• **What you should do**
Write out every entry exactly as given, but omit the pictures.

[Stored data]

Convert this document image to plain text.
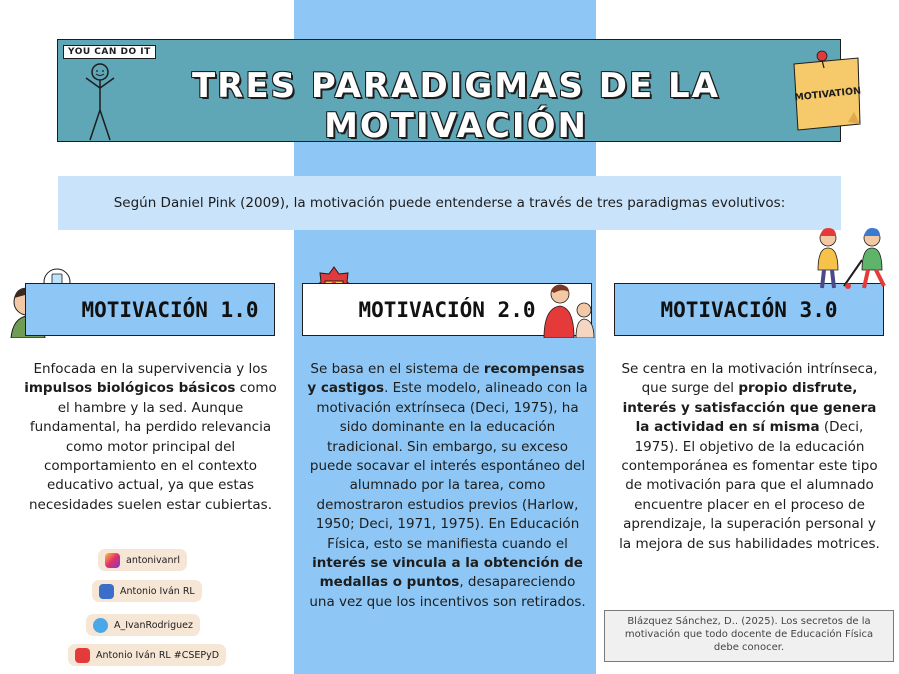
YOU CAN DO IT
TRES PARADIGMAS DE LA MOTIVACIÓN
MOTIVATION
Según Daniel Pink (2009), la motivación puede entenderse a través de tres paradigmas evolutivos:
MOTIVACIÓN 1.0	MOTIVACIÓN 2.0	MOTIVACIÓN 3.0
Enfocada en la supervivencia y los impulsos biológicos básicos como el hambre y la sed. Aunque fundamental, ha perdido relevancia como motor principal del comportamiento en el contexto educativo actual, ya que estas necesidades suelen estar cubiertas.
Se basa en el sistema de recompensas y castigos. Este modelo, alineado con la motivación extrínseca (Deci, 1975), ha sido dominante en la educación tradicional. Sin embargo, su exceso puede socavar el interés espontáneo del alumnado por la tarea, como demostraron estudios previos (Harlow, 1950; Deci, 1971, 1975). En Educación Física, esto se manifiesta cuando el interés se vincula a la obtención de medallas o puntos, desapareciendo una vez que los incentivos son retirados.
Se centra en la motivación intrínseca, que surge del propio disfrute, interés y satisfacción que genera la actividad en sí misma (Deci, 1975). El objetivo de la educación contemporánea es fomentar este tipo de motivación para que el alumnado encuentre placer en el proceso de aprendizaje, la superación personal y la mejora de sus habilidades motrices.
Blázquez Sánchez, D.. (2025). Los secretos de la motivación que todo docente de Educación Física debe conocer.
antonivanrl
Antonio Iván RL
A_IvanRodriguez
Antonio Iván RL #CSEPyD
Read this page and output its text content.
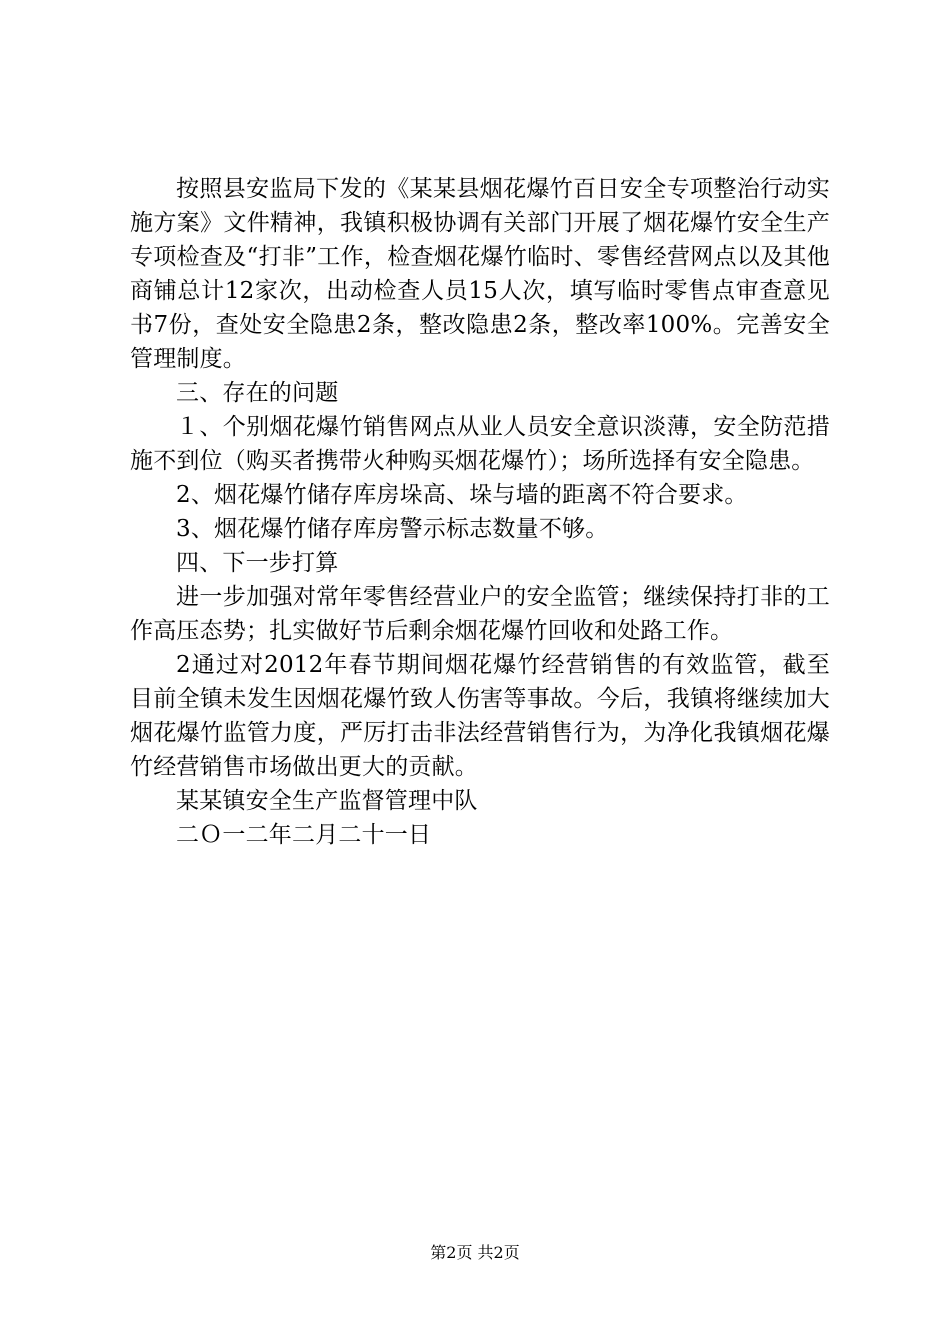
按照县安监局下发的《某某县烟花爆竹百日安全专项整治行动实施方案》文件精神，我镇积极协调有关部门开展了烟花爆竹安全生产专项检查及“打非”工作，检查烟花爆竹临时、零售经营网点以及其他商铺总计12家次，出动检查人员15人次，填写临时零售点审查意见书7份，查处安全隐患2条，整改隐患2条，整改率100%。完善安全管理制度。

三、存在的问题

１、个别烟花爆竹销售网点从业人员安全意识淡薄，安全防范措施不到位（购买者携带火种购买烟花爆竹）；场所选择有安全隐患。

2、烟花爆竹储存库房垛高、垛与墙的距离不符合要求。

3、烟花爆竹储存库房警示标志数量不够。

四、下一步打算

进一步加强对常年零售经营业户的安全监管；继续保持打非的工作高压态势；扎实做好节后剩余烟花爆竹回收和处路工作。

2通过对2012年春节期间烟花爆竹经营销售的有效监管，截至目前全镇未发生因烟花爆竹致人伤害等事故。今后，我镇将继续加大烟花爆竹监管力度，严厉打击非法经营销售行为，为净化我镇烟花爆竹经营销售市场做出更大的贡献。

某某镇安全生产监督管理中队

二Ｏ一二年二月二十一日

第2页 共2页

• **Response to this exercise**
Convert this document image to plain text.
YOU CAN DO IT
TRES PARADIGMAS DE LA MOTIVACIÓN
MOTIVATION
Según Daniel Pink (2009), la motivación puede entenderse a través de tres paradigmas evolutivos:
MOTIVACIÓN 1.0	MOTIVACIÓN 2.0	MOTIVACIÓN 3.0
Enfocada en la supervivencia y los impulsos biológicos básicos como el hambre y la sed. Aunque fundamental, ha perdido relevancia como motor principal del comportamiento en el contexto educativo actual, ya que estas necesidades suelen estar cubiertas.
Se basa en el sistema de recompensas y castigos. Este modelo, alineado con la motivación extrínseca (Deci, 1975), ha sido dominante en la educación tradicional. Sin embargo, su exceso puede socavar el interés espontáneo del alumnado por la tarea, como demostraron estudios previos (Harlow, 1950; Deci, 1971, 1975). En Educación Física, esto se manifiesta cuando el interés se vincula a la obtención de medallas o puntos, desapareciendo una vez que los incentivos son retirados.
Se centra en la motivación intrínseca, que surge del propio disfrute, interés y satisfacción que genera la actividad en sí misma (Deci, 1975). El objetivo de la educación contemporánea es fomentar este tipo de motivación para que el alumnado encuentre placer en el proceso de aprendizaje, la superación personal y la mejora de sus habilidades motrices.
Blázquez Sánchez, D.. (2025). Los secretos de la motivación que todo docente de Educación Física debe conocer.
antonivanrl
Antonio Iván RL
A_IvanRodriguez
Antonio Iván RL #CSEPyD
Read this page and output its text content.
按照县安监局下发的《某某县烟花爆竹百日安全专项整治行动实施方案》文件精神，我镇积极协调有关部门开展了烟花爆竹安全生产专项检查及“打非”工作，检查烟花爆竹临时、零售经营网点以及其他商铺总计12家次，出动检查人员15人次，填写临时零售点审查意见书7份，查处安全隐患2条，整改隐患2条，整改率100%。完善安全管理制度。

三、存在的问题

１、个别烟花爆竹销售网点从业人员安全意识淡薄，安全防范措施不到位（购买者携带火种购买烟花爆竹）；场所选择有安全隐患。

2、烟花爆竹储存库房垛高、垛与墙的距离不符合要求。

3、烟花爆竹储存库房警示标志数量不够。

四、下一步打算

进一步加强对常年零售经营业户的安全监管；继续保持打非的工作高压态势；扎实做好节后剩余烟花爆竹回收和处路工作。

2通过对2012年春节期间烟花爆竹经营销售的有效监管，截至目前全镇未发生因烟花爆竹致人伤害等事故。今后，我镇将继续加大烟花爆竹监管力度，严厉打击非法经营销售行为，为净化我镇烟花爆竹经营销售市场做出更大的贡献。

某某镇安全生产监督管理中队

二Ｏ一二年二月二十一日

第2页 共2页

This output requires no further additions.